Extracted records

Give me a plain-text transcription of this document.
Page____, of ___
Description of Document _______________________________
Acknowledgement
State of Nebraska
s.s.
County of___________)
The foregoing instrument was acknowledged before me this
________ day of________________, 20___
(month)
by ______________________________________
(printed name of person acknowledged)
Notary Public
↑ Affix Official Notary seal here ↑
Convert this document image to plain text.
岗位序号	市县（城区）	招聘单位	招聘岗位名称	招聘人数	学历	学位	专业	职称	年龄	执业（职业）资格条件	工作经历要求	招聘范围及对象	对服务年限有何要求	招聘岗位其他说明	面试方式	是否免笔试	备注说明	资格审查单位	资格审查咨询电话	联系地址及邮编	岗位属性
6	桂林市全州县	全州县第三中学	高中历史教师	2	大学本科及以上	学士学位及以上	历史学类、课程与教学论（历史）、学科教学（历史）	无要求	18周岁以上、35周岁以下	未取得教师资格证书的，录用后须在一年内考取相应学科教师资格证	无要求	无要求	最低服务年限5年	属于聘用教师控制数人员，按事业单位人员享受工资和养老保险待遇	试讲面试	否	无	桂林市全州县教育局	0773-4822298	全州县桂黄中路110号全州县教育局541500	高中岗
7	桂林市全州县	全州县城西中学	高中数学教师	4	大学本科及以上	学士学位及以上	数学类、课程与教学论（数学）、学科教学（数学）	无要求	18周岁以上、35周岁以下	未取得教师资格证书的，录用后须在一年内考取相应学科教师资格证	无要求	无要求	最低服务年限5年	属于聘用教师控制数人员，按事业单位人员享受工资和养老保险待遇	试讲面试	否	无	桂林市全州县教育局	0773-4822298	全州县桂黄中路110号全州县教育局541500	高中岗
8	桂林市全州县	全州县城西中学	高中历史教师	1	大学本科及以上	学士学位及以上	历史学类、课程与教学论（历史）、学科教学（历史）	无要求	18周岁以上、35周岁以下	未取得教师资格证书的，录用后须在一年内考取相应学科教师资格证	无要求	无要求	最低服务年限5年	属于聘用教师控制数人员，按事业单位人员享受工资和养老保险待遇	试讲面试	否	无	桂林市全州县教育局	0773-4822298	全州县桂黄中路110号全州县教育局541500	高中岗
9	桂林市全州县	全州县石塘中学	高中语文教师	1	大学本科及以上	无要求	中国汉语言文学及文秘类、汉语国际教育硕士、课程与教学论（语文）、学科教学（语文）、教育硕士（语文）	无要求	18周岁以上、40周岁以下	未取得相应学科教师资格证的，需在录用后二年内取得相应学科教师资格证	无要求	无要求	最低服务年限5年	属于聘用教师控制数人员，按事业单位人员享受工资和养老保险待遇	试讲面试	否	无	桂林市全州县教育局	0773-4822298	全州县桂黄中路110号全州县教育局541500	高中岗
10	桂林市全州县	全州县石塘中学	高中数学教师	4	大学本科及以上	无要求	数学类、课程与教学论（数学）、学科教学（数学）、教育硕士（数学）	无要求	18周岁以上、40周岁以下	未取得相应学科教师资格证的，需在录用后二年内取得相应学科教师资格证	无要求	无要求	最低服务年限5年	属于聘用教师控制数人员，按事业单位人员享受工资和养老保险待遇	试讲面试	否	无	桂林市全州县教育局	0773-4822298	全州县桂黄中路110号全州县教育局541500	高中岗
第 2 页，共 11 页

YOUR INSTRUCTIONS - Output the lines from the line containing "Convert this document image to plain text." to the end, both included; add nothing.

FULL ANSWER -
Convert this document image to plain text.
岗位序号	市县（城区）	招聘单位	招聘岗位名称	招聘人数	学历	学位	专业	职称	年龄	执业（职业）资格条件	工作经历要求	招聘范围及对象	对服务年限有何要求	招聘岗位其他说明	面试方式	是否免笔试	备注说明	资格审查单位	资格审查咨询电话	联系地址及邮编	岗位属性
6	桂林市全州县	全州县第三中学	高中历史教师	2	大学本科及以上	学士学位及以上	历史学类、课程与教学论（历史）、学科教学（历史）	无要求	18周岁以上、35周岁以下	未取得教师资格证书的，录用后须在一年内考取相应学科教师资格证	无要求	无要求	最低服务年限5年	属于聘用教师控制数人员，按事业单位人员享受工资和养老保险待遇	试讲面试	否	无	桂林市全州县教育局	0773-4822298	全州县桂黄中路110号全州县教育局541500	高中岗
7	桂林市全州县	全州县城西中学	高中数学教师	4	大学本科及以上	学士学位及以上	数学类、课程与教学论（数学）、学科教学（数学）	无要求	18周岁以上、35周岁以下	未取得教师资格证书的，录用后须在一年内考取相应学科教师资格证	无要求	无要求	最低服务年限5年	属于聘用教师控制数人员，按事业单位人员享受工资和养老保险待遇	试讲面试	否	无	桂林市全州县教育局	0773-4822298	全州县桂黄中路110号全州县教育局541500	高中岗
8	桂林市全州县	全州县城西中学	高中历史教师	1	大学本科及以上	学士学位及以上	历史学类、课程与教学论（历史）、学科教学（历史）	无要求	18周岁以上、35周岁以下	未取得教师资格证书的，录用后须在一年内考取相应学科教师资格证	无要求	无要求	最低服务年限5年	属于聘用教师控制数人员，按事业单位人员享受工资和养老保险待遇	试讲面试	否	无	桂林市全州县教育局	0773-4822298	全州县桂黄中路110号全州县教育局541500	高中岗
9	桂林市全州县	全州县石塘中学	高中语文教师	1	大学本科及以上	无要求	中国汉语言文学及文秘类、汉语国际教育硕士、课程与教学论（语文）、学科教学（语文）、教育硕士（语文）	无要求	18周岁以上、40周岁以下	未取得相应学科教师资格证的，需在录用后二年内取得相应学科教师资格证	无要求	无要求	最低服务年限5年	属于聘用教师控制数人员，按事业单位人员享受工资和养老保险待遇	试讲面试	否	无	桂林市全州县教育局	0773-4822298	全州县桂黄中路110号全州县教育局541500	高中岗
10	桂林市全州县	全州县石塘中学	高中数学教师	4	大学本科及以上	无要求	数学类、课程与教学论（数学）、学科教学（数学）、教育硕士（数学）	无要求	18周岁以上、40周岁以下	未取得相应学科教师资格证的，需在录用后二年内取得相应学科教师资格证	无要求	无要求	最低服务年限5年	属于聘用教师控制数人员，按事业单位人员享受工资和养老保险待遇	试讲面试	否	无	桂林市全州县教育局	0773-4822298	全州县桂黄中路110号全州县教育局541500	高中岗
第 2 页，共 11 页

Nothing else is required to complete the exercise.